Each line containing the word "contraejemplos" needs to be copied.

[Data excerpts]
╔══

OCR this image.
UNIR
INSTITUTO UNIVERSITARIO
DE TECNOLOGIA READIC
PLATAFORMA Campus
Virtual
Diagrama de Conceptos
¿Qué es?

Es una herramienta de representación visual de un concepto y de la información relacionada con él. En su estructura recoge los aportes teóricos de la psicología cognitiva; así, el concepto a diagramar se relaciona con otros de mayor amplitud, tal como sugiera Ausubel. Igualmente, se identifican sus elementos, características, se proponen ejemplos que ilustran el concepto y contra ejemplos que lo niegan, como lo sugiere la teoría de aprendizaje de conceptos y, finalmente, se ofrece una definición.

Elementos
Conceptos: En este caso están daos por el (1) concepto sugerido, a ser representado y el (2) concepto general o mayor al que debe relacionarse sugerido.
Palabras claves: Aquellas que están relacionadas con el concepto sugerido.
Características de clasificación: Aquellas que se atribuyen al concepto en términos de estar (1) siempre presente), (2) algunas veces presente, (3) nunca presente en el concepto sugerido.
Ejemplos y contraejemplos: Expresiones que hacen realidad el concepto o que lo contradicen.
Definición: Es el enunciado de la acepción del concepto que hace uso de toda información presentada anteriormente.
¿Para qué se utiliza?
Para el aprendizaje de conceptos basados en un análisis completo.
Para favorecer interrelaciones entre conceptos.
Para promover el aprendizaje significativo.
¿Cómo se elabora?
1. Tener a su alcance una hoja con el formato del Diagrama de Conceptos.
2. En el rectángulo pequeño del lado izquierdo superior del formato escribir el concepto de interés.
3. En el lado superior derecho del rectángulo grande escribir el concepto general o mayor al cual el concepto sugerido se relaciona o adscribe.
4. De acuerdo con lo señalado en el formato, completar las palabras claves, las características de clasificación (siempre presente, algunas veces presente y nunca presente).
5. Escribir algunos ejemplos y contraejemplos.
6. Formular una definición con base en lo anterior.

╚══
╔══

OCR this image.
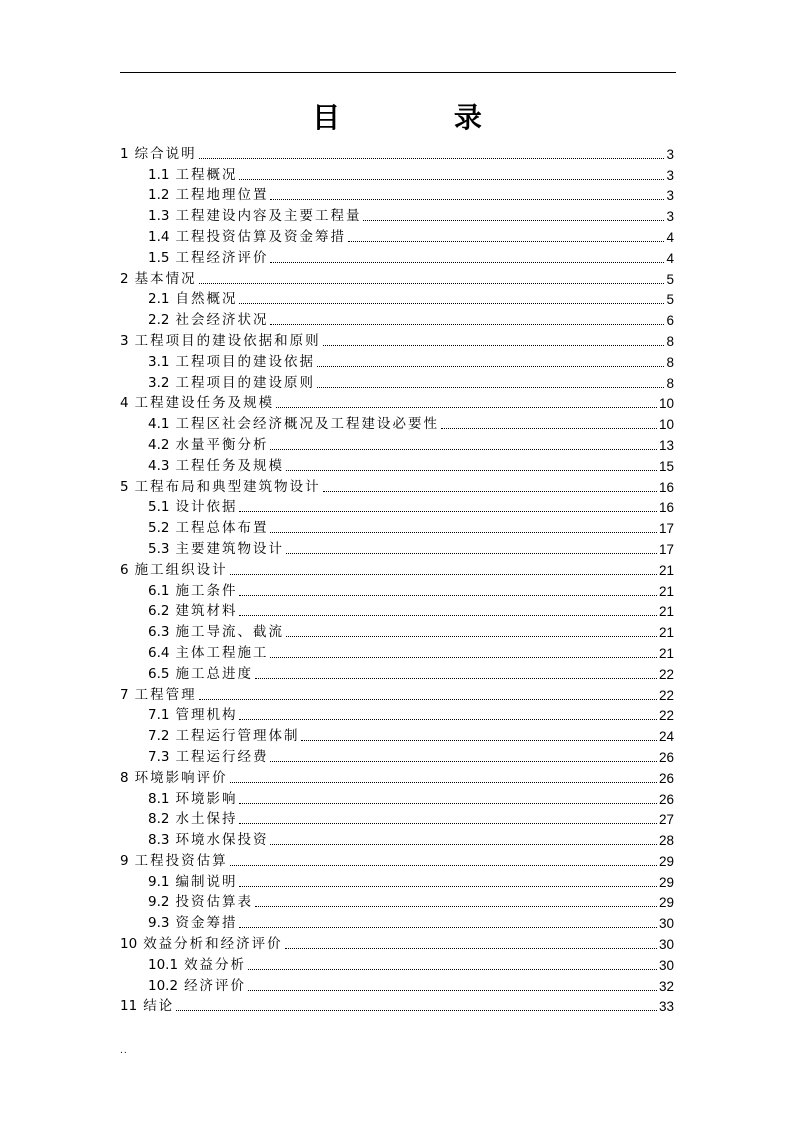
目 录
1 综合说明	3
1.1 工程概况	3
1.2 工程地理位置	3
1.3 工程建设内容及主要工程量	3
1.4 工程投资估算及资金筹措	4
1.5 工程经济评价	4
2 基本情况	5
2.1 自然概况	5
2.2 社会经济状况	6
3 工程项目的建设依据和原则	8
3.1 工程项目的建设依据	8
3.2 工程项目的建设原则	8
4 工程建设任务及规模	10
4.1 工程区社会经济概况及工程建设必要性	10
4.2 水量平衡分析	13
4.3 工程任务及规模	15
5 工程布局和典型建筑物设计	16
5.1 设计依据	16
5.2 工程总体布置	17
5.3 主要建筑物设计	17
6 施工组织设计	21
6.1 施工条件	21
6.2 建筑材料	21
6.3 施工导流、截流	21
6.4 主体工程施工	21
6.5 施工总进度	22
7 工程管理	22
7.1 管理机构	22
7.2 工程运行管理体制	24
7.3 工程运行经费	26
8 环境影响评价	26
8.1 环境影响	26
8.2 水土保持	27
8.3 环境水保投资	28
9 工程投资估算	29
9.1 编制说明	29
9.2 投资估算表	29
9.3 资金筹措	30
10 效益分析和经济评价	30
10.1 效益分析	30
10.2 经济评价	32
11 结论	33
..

╚══

[ANSWER TO THE TASK]
Ejemplos y contraejemplos: Expresiones que hacen realidad el concepto o que lo contradicen.
5. Escribir algunos ejemplos y contraejemplos.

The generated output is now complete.